Given task ▸
Skip the pictures. Copy all the rest of the records down exactly.

The input ▸
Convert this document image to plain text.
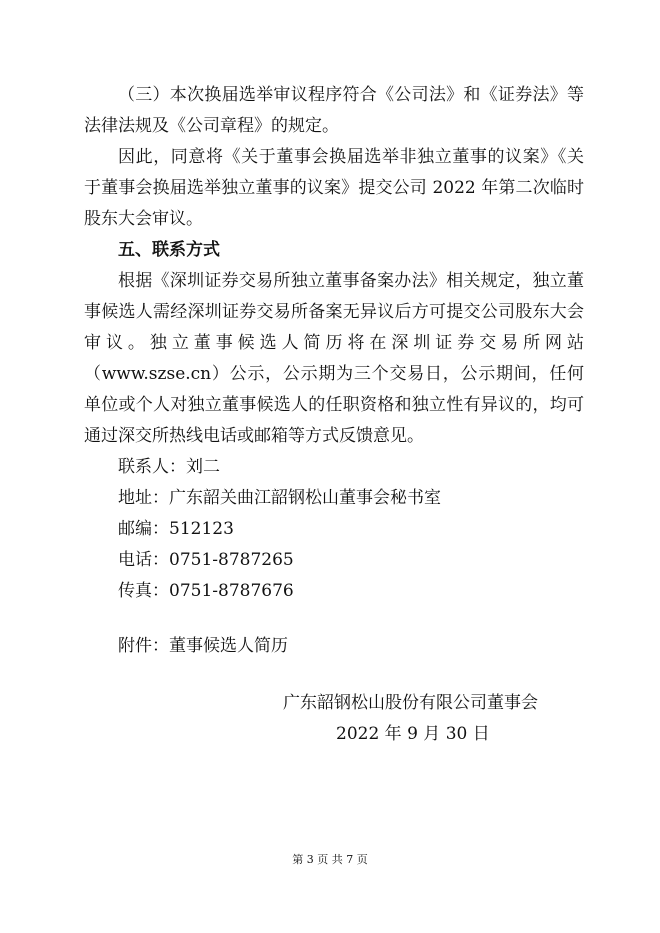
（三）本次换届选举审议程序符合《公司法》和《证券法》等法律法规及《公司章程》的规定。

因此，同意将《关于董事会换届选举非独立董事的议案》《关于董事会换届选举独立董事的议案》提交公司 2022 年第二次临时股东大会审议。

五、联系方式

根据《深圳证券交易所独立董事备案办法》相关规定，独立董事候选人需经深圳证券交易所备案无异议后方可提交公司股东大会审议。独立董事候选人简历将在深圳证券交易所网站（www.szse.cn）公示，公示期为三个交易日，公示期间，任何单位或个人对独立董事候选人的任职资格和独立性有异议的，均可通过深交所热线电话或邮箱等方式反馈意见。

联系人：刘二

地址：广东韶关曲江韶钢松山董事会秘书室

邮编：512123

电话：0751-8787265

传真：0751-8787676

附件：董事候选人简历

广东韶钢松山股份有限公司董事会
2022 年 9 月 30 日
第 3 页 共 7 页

Exercise response ▸
Convert this document image to plain text.
（三）本次换届选举审议程序符合《公司法》和《证券法》等法律法规及《公司章程》的规定。

因此，同意将《关于董事会换届选举非独立董事的议案》《关于董事会换届选举独立董事的议案》提交公司 2022 年第二次临时股东大会审议。

五、联系方式

根据《深圳证券交易所独立董事备案办法》相关规定，独立董事候选人需经深圳证券交易所备案无异议后方可提交公司股东大会审议。独立董事候选人简历将在深圳证券交易所网站（www.szse.cn）公示，公示期为三个交易日，公示期间，任何单位或个人对独立董事候选人的任职资格和独立性有异议的，均可通过深交所热线电话或邮箱等方式反馈意见。

联系人：刘二

地址：广东韶关曲江韶钢松山董事会秘书室

邮编：512123

电话：0751-8787265

传真：0751-8787676

附件：董事候选人简历

广东韶钢松山股份有限公司董事会
2022 年 9 月 30 日
第 3 页 共 7 页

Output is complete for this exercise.